What you should do » Please transcribe the listing below in full and word for word, without its pictures.

BEGIN Provided information

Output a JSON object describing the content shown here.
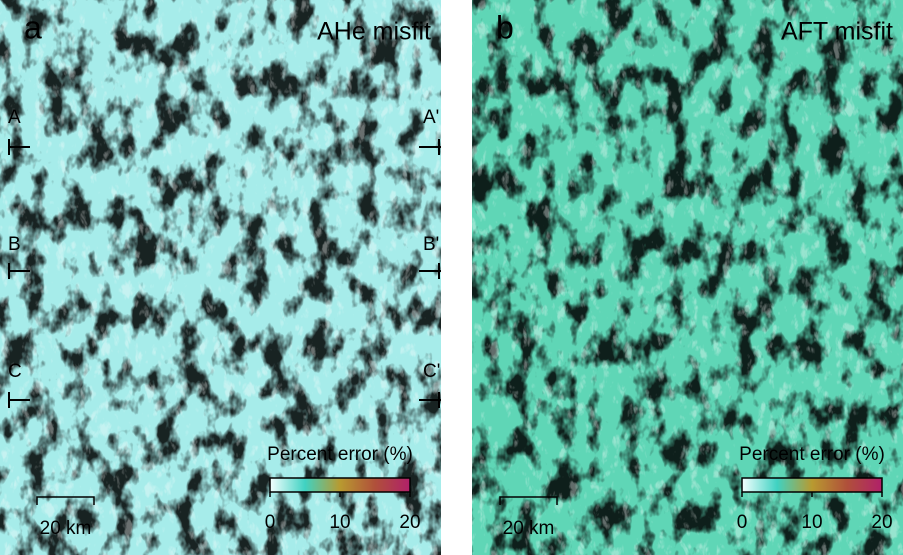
{
  "panels": [
    {
      "label": "a",
      "title": "AHe misfit",
      "profiles": [
        {
          "left": "A",
          "right": "A'"
        },
        {
          "left": "B",
          "right": "B'"
        },
        {
          "left": "C",
          "right": "C'"
        }
      ],
      "colorbar": {
        "title": "Percent error (%)",
        "lim": [
          0,
          20
        ],
        "ticks": [
          0,
          10,
          20
        ],
        "colors": [
          "#f4ffff",
          "#3fd2c2",
          "#b89a30",
          "#b0503a",
          "#b0206a"
        ]
      },
      "scalebar": {
        "label": "20 km"
      },
      "base_color": "#a6ecea",
      "texture_color": "#b48a3a"
    },
    {
      "label": "b",
      "title": "AFT misfit",
      "profiles": [],
      "colorbar": {
        "title": "Percent error (%)",
        "lim": [
          0,
          20
        ],
        "ticks": [
          0,
          10,
          20
        ],
        "colors": [
          "#f4ffff",
          "#3fd2c2",
          "#b89a30",
          "#b0503a",
          "#b0206a"
        ]
      },
      "scalebar": {
        "label": "20 km"
      },
      "base_color": "#5fd6b6",
      "texture_color": "#a86a3a"
    }
  ]
}
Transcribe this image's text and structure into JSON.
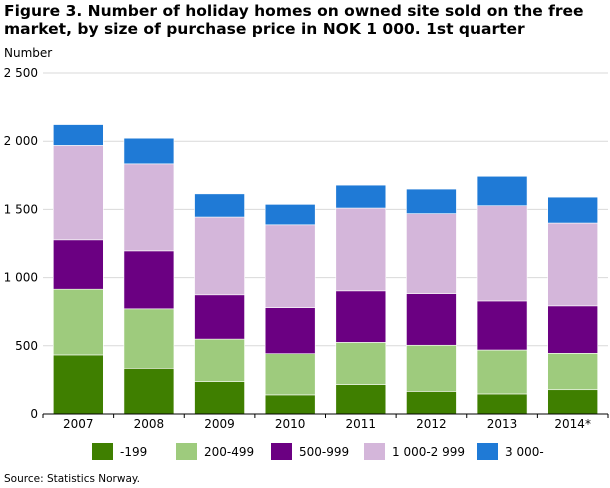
{
  "chart_data": {
    "type": "bar",
    "stacked": true,
    "title": "Figure 3. Number of holiday homes on owned site sold on the free market, by size of purchase price in NOK 1 000.  1st quarter",
    "ylabel": "Number",
    "xlabel": "",
    "ylim": [
      0,
      2500
    ],
    "yticks": [
      0,
      500,
      1000,
      1500,
      2000,
      2500
    ],
    "ytick_labels": [
      "0",
      "500",
      "1 000",
      "1 500",
      "2 000",
      "2 500"
    ],
    "grid": true,
    "legend_position": "bottom",
    "categories": [
      "2007",
      "2008",
      "2009",
      "2010",
      "2011",
      "2012",
      "2013",
      "2014*"
    ],
    "series": [
      {
        "name": "-199",
        "color": "#3f7f00",
        "values": [
          433,
          335,
          237,
          140,
          215,
          166,
          147,
          178
        ]
      },
      {
        "name": "200-499",
        "color": "#9ecb7d",
        "values": [
          482,
          436,
          312,
          302,
          310,
          338,
          322,
          267
        ]
      },
      {
        "name": "500-999",
        "color": "#6b0082",
        "values": [
          362,
          425,
          325,
          338,
          378,
          378,
          360,
          348
        ]
      },
      {
        "name": "1 000-2 999",
        "color": "#d4b6da",
        "values": [
          692,
          638,
          570,
          607,
          607,
          587,
          698,
          607
        ]
      },
      {
        "name": "3 000-",
        "color": "#1f7ad6",
        "values": [
          153,
          188,
          170,
          150,
          168,
          180,
          216,
          190
        ]
      }
    ]
  },
  "source": "Source: Statistics Norway."
}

END Provided information

Answer in full »
Output a JSON object describing the content shown here.
{
  "panels": [
    {
      "label": "a",
      "title": "AHe misfit",
      "profiles": [
        {
          "left": "A",
          "right": "A'"
        },
        {
          "left": "B",
          "right": "B'"
        },
        {
          "left": "C",
          "right": "C'"
        }
      ],
      "colorbar": {
        "title": "Percent error (%)",
        "lim": [
          0,
          20
        ],
        "ticks": [
          0,
          10,
          20
        ],
        "colors": [
          "#f4ffff",
          "#3fd2c2",
          "#b89a30",
          "#b0503a",
          "#b0206a"
        ]
      },
      "scalebar": {
        "label": "20 km"
      },
      "base_color": "#a6ecea",
      "texture_color": "#b48a3a"
    },
    {
      "label": "b",
      "title": "AFT misfit",
      "profiles": [],
      "colorbar": {
        "title": "Percent error (%)",
        "lim": [
          0,
          20
        ],
        "ticks": [
          0,
          10,
          20
        ],
        "colors": [
          "#f4ffff",
          "#3fd2c2",
          "#b89a30",
          "#b0503a",
          "#b0206a"
        ]
      },
      "scalebar": {
        "label": "20 km"
      },
      "base_color": "#5fd6b6",
      "texture_color": "#a86a3a"
    }
  ]
}
Transcribe this image's text and structure into JSON.
{
  "chart_data": {
    "type": "bar",
    "stacked": true,
    "title": "Figure 3. Number of holiday homes on owned site sold on the free market, by size of purchase price in NOK 1 000.  1st quarter",
    "ylabel": "Number",
    "xlabel": "",
    "ylim": [
      0,
      2500
    ],
    "yticks": [
      0,
      500,
      1000,
      1500,
      2000,
      2500
    ],
    "ytick_labels": [
      "0",
      "500",
      "1 000",
      "1 500",
      "2 000",
      "2 500"
    ],
    "grid": true,
    "legend_position": "bottom",
    "categories": [
      "2007",
      "2008",
      "2009",
      "2010",
      "2011",
      "2012",
      "2013",
      "2014*"
    ],
    "series": [
      {
        "name": "-199",
        "color": "#3f7f00",
        "values": [
          433,
          335,
          237,
          140,
          215,
          166,
          147,
          178
        ]
      },
      {
        "name": "200-499",
        "color": "#9ecb7d",
        "values": [
          482,
          436,
          312,
          302,
          310,
          338,
          322,
          267
        ]
      },
      {
        "name": "500-999",
        "color": "#6b0082",
        "values": [
          362,
          425,
          325,
          338,
          378,
          378,
          360,
          348
        ]
      },
      {
        "name": "1 000-2 999",
        "color": "#d4b6da",
        "values": [
          692,
          638,
          570,
          607,
          607,
          587,
          698,
          607
        ]
      },
      {
        "name": "3 000-",
        "color": "#1f7ad6",
        "values": [
          153,
          188,
          170,
          150,
          168,
          180,
          216,
          190
        ]
      }
    ]
  },
  "source": "Source: Statistics Norway."
}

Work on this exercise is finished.